**Exercise prompt:** Write out every single entry exactly.

**Given records:**
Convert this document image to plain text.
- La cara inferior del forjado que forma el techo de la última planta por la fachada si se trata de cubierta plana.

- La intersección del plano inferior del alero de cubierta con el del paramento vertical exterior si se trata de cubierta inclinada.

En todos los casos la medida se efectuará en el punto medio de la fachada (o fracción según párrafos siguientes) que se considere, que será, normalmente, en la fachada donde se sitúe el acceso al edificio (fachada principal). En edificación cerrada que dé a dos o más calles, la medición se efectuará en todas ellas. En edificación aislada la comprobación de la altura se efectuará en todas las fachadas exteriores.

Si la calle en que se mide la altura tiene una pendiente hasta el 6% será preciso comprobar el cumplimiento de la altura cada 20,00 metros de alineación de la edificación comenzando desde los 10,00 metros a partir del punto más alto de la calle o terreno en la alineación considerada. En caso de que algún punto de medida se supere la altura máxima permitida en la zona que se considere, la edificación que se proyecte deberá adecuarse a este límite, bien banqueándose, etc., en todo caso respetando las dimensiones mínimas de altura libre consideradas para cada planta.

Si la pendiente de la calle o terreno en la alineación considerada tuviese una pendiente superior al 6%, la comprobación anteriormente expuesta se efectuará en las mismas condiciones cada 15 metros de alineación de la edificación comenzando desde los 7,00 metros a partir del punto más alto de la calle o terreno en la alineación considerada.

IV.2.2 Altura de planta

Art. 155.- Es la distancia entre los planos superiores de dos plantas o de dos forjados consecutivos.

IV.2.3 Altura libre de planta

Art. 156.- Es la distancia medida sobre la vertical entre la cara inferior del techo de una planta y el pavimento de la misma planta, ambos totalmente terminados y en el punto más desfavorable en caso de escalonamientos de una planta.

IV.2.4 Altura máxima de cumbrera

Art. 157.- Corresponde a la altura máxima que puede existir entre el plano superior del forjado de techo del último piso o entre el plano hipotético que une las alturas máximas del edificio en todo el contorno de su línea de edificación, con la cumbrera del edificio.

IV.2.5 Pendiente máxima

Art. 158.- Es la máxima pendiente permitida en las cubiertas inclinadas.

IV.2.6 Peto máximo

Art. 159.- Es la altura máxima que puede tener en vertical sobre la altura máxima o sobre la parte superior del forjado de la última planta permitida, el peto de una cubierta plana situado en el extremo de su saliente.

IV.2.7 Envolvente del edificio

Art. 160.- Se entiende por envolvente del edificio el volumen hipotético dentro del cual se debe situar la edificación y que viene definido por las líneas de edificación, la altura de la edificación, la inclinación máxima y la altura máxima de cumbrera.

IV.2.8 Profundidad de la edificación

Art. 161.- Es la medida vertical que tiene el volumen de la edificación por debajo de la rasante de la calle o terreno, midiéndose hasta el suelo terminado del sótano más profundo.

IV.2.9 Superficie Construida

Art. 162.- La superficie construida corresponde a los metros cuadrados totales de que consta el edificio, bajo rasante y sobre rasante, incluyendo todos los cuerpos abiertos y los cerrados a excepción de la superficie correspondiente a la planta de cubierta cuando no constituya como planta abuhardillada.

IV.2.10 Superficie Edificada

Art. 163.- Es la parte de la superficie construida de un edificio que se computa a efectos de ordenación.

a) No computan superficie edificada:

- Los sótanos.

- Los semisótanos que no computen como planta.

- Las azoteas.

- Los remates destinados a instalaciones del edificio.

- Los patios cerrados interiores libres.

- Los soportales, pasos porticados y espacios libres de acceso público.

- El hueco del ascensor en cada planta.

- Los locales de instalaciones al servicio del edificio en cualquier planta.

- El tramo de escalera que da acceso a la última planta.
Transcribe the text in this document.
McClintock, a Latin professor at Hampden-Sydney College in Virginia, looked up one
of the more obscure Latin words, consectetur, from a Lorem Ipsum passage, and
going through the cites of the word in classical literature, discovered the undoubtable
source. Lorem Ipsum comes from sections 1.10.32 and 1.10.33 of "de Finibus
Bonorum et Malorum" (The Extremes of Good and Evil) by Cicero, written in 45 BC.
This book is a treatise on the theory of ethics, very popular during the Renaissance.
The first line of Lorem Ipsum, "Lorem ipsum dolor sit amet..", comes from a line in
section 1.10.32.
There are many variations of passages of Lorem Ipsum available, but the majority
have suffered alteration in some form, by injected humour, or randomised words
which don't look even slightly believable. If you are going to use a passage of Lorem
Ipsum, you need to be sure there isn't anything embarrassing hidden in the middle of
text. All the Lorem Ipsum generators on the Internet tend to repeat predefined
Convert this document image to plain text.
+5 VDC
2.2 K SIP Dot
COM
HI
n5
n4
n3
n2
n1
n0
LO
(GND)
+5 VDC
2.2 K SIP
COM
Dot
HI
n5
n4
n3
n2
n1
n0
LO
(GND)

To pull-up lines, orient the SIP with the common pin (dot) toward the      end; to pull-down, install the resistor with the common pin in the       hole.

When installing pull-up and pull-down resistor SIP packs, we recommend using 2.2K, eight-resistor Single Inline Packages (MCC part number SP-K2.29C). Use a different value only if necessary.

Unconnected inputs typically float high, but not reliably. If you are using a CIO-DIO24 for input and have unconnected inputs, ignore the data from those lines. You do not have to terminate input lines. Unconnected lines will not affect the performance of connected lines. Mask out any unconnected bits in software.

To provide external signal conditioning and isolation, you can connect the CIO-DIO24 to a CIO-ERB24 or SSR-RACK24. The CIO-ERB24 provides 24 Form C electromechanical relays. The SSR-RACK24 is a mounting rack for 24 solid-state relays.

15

**Exercise result:**
Convert this document image to plain text.
- La cara inferior del forjado que forma el techo de la última planta por la fachada si se trata de cubierta plana.

- La intersección del plano inferior del alero de cubierta con el del paramento vertical exterior si se trata de cubierta inclinada.

En todos los casos la medida se efectuará en el punto medio de la fachada (o fracción según párrafos siguientes) que se considere, que será, normalmente, en la fachada donde se sitúe el acceso al edificio (fachada principal). En edificación cerrada que dé a dos o más calles, la medición se efectuará en todas ellas. En edificación aislada la comprobación de la altura se efectuará en todas las fachadas exteriores.

Si la calle en que se mide la altura tiene una pendiente hasta el 6% será preciso comprobar el cumplimiento de la altura cada 20,00 metros de alineación de la edificación comenzando desde los 10,00 metros a partir del punto más alto de la calle o terreno en la alineación considerada. En caso de que algún punto de medida se supere la altura máxima permitida en la zona que se considere, la edificación que se proyecte deberá adecuarse a este límite, bien banqueándose, etc., en todo caso respetando las dimensiones mínimas de altura libre consideradas para cada planta.

Si la pendiente de la calle o terreno en la alineación considerada tuviese una pendiente superior al 6%, la comprobación anteriormente expuesta se efectuará en las mismas condiciones cada 15 metros de alineación de la edificación comenzando desde los 7,00 metros a partir del punto más alto de la calle o terreno en la alineación considerada.

IV.2.2 Altura de planta

Art. 155.- Es la distancia entre los planos superiores de dos plantas o de dos forjados consecutivos.

IV.2.3 Altura libre de planta

Art. 156.- Es la distancia medida sobre la vertical entre la cara inferior del techo de una planta y el pavimento de la misma planta, ambos totalmente terminados y en el punto más desfavorable en caso de escalonamientos de una planta.

IV.2.4 Altura máxima de cumbrera

Art. 157.- Corresponde a la altura máxima que puede existir entre el plano superior del forjado de techo del último piso o entre el plano hipotético que une las alturas máximas del edificio en todo el contorno de su línea de edificación, con la cumbrera del edificio.

IV.2.5 Pendiente máxima

Art. 158.- Es la máxima pendiente permitida en las cubiertas inclinadas.

IV.2.6 Peto máximo

Art. 159.- Es la altura máxima que puede tener en vertical sobre la altura máxima o sobre la parte superior del forjado de la última planta permitida, el peto de una cubierta plana situado en el extremo de su saliente.

IV.2.7 Envolvente del edificio

Art. 160.- Se entiende por envolvente del edificio el volumen hipotético dentro del cual se debe situar la edificación y que viene definido por las líneas de edificación, la altura de la edificación, la inclinación máxima y la altura máxima de cumbrera.

IV.2.8 Profundidad de la edificación

Art. 161.- Es la medida vertical que tiene el volumen de la edificación por debajo de la rasante de la calle o terreno, midiéndose hasta el suelo terminado del sótano más profundo.

IV.2.9 Superficie Construida

Art. 162.- La superficie construida corresponde a los metros cuadrados totales de que consta el edificio, bajo rasante y sobre rasante, incluyendo todos los cuerpos abiertos y los cerrados a excepción de la superficie correspondiente a la planta de cubierta cuando no constituya como planta abuhardillada.

IV.2.10 Superficie Edificada

Art. 163.- Es la parte de la superficie construida de un edificio que se computa a efectos de ordenación.

a) No computan superficie edificada:

- Los sótanos.

- Los semisótanos que no computen como planta.

- Las azoteas.

- Los remates destinados a instalaciones del edificio.

- Los patios cerrados interiores libres.

- Los soportales, pasos porticados y espacios libres de acceso público.

- El hueco del ascensor en cada planta.

- Los locales de instalaciones al servicio del edificio en cualquier planta.

- El tramo de escalera que da acceso a la última planta.
Transcribe the text in this document.
McClintock, a Latin professor at Hampden-Sydney College in Virginia, looked up one
of the more obscure Latin words, consectetur, from a Lorem Ipsum passage, and
going through the cites of the word in classical literature, discovered the undoubtable
source. Lorem Ipsum comes from sections 1.10.32 and 1.10.33 of "de Finibus
Bonorum et Malorum" (The Extremes of Good and Evil) by Cicero, written in 45 BC.
This book is a treatise on the theory of ethics, very popular during the Renaissance.
The first line of Lorem Ipsum, "Lorem ipsum dolor sit amet..", comes from a line in
section 1.10.32.
There are many variations of passages of Lorem Ipsum available, but the majority
have suffered alteration in some form, by injected humour, or randomised words
which don't look even slightly believable. If you are going to use a passage of Lorem
Ipsum, you need to be sure there isn't anything embarrassing hidden in the middle of
text. All the Lorem Ipsum generators on the Internet tend to repeat predefined
Convert this document image to plain text.
+5 VDC
2.2 K SIP Dot
COM
HI
n5
n4
n3
n2
n1
n0
LO
(GND)
+5 VDC
2.2 K SIP
COM
Dot
HI
n5
n4
n3
n2
n1
n0
LO
(GND)

To pull-up lines, orient the SIP with the common pin (dot) toward the      end; to pull-down, install the resistor with the common pin in the       hole.

When installing pull-up and pull-down resistor SIP packs, we recommend using 2.2K, eight-resistor Single Inline Packages (MCC part number SP-K2.29C). Use a different value only if necessary.

Unconnected inputs typically float high, but not reliably. If you are using a CIO-DIO24 for input and have unconnected inputs, ignore the data from those lines. You do not have to terminate input lines. Unconnected lines will not affect the performance of connected lines. Mask out any unconnected bits in software.

To provide external signal conditioning and isolation, you can connect the CIO-DIO24 to a CIO-ERB24 or SSR-RACK24. The CIO-ERB24 provides 24 Form C electromechanical relays. The SSR-RACK24 is a mounting rack for 24 solid-state relays.

15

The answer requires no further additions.